*SUPPLIED MATERIAL*
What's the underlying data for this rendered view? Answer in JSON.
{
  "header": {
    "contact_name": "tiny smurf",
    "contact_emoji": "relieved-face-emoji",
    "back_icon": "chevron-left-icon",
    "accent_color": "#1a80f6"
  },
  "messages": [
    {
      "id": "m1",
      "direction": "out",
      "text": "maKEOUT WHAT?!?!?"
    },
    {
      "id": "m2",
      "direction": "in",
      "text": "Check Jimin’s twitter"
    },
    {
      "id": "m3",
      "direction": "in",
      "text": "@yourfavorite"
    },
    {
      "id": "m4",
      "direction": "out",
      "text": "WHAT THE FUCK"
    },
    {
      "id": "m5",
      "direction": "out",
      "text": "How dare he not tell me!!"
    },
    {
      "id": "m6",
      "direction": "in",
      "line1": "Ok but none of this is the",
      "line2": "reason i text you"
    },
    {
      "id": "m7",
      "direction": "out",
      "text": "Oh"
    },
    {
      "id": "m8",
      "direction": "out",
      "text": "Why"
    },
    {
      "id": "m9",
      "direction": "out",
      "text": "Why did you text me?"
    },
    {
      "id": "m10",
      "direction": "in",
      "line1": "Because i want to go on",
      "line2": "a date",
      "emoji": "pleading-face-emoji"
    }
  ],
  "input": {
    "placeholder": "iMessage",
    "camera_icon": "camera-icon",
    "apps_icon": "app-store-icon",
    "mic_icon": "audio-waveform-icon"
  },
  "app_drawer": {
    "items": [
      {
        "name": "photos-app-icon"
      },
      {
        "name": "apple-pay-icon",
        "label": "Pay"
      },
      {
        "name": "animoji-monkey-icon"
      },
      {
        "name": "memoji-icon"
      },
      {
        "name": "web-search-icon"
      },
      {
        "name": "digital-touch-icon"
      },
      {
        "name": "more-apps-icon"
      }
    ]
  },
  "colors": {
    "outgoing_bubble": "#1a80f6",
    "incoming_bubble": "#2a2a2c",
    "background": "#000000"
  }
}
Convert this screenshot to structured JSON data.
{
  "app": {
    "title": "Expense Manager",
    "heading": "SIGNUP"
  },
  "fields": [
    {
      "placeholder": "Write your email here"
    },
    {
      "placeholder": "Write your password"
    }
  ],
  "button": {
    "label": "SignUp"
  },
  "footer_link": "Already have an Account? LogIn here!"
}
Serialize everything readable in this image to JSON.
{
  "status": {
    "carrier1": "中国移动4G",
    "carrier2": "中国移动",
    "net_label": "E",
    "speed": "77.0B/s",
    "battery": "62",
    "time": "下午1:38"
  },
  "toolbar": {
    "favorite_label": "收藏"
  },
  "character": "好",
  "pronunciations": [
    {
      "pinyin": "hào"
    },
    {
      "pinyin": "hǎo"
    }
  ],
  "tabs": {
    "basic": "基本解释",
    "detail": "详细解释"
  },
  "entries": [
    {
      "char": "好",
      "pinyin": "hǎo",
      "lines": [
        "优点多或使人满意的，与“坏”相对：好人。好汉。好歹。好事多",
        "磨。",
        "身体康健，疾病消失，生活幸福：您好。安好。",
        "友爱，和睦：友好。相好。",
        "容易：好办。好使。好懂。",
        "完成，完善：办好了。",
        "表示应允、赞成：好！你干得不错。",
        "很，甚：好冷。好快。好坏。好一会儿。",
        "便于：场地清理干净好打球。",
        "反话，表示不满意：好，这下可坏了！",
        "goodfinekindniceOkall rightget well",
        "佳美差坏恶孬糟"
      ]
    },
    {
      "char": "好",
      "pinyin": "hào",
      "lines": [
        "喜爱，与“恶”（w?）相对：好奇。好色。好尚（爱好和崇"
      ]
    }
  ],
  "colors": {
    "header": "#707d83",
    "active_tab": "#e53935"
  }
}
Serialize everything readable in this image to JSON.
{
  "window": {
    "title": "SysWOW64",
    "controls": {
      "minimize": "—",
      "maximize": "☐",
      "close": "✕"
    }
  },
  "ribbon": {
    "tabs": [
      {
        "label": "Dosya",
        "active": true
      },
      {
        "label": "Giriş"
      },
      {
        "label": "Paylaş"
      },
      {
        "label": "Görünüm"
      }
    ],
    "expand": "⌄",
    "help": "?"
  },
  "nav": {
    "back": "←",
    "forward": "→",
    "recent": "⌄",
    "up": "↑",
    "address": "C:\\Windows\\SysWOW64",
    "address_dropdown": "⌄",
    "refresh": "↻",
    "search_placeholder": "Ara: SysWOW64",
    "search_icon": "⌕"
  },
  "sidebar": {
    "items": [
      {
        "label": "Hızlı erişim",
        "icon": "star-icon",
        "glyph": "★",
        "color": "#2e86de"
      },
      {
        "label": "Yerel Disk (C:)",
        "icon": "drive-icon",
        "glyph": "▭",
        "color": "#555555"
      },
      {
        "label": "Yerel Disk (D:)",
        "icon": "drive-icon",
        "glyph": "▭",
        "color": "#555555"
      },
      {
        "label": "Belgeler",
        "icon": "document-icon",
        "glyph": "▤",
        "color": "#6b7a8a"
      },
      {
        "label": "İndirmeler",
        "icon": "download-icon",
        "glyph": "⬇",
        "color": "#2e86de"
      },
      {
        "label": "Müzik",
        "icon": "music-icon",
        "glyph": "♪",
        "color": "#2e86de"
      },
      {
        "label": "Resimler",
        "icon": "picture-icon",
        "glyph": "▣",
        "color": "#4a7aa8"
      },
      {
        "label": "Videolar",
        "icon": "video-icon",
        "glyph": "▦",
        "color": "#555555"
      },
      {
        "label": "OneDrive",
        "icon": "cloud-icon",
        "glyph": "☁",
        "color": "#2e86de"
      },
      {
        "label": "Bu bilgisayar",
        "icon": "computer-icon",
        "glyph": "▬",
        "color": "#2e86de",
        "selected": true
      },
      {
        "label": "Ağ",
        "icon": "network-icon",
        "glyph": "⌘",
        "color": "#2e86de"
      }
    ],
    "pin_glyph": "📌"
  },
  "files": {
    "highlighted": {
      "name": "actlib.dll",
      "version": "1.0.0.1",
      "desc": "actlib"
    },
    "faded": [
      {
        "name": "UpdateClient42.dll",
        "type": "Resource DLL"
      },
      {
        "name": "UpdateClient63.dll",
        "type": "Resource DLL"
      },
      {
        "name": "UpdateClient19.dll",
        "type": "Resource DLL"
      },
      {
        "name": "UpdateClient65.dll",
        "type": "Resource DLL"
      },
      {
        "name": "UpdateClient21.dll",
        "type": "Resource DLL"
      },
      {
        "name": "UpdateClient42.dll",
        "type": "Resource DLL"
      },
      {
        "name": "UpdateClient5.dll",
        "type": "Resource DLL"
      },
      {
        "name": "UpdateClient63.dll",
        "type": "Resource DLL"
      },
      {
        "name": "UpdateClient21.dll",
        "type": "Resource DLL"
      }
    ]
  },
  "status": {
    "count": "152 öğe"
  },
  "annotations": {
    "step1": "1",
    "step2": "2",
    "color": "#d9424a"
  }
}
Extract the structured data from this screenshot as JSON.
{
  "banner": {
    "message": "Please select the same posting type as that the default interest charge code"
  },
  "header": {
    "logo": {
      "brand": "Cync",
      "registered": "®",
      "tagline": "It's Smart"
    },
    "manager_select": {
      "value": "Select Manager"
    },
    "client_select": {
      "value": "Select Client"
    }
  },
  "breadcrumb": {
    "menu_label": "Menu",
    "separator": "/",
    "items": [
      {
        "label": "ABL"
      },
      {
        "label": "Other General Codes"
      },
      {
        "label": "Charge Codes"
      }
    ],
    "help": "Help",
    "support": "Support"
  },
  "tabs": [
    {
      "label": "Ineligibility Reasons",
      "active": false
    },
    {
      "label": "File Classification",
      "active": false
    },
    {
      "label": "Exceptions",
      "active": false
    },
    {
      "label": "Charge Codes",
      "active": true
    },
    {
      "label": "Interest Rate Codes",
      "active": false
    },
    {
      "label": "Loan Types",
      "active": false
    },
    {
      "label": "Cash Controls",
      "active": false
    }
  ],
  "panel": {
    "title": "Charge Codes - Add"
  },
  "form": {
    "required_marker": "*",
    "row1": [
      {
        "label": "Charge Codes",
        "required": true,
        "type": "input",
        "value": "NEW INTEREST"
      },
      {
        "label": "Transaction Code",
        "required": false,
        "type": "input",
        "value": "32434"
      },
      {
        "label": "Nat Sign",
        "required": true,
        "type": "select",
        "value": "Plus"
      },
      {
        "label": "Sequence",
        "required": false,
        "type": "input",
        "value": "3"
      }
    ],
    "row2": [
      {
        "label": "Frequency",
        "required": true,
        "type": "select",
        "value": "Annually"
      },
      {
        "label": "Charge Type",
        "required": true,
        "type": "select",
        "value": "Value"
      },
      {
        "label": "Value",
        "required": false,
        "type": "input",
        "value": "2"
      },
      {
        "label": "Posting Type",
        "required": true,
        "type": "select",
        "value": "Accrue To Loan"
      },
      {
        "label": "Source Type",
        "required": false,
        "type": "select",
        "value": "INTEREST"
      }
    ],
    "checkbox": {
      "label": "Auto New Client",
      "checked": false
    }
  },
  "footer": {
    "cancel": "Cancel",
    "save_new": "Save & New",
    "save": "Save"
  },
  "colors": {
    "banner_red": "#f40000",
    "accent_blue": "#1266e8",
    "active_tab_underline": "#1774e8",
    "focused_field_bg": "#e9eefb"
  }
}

*REQUIREMENTS*
In the data above, how many lines contain the string "Loan"? Answer with the number only.

*WRITTEN ANSWER*
2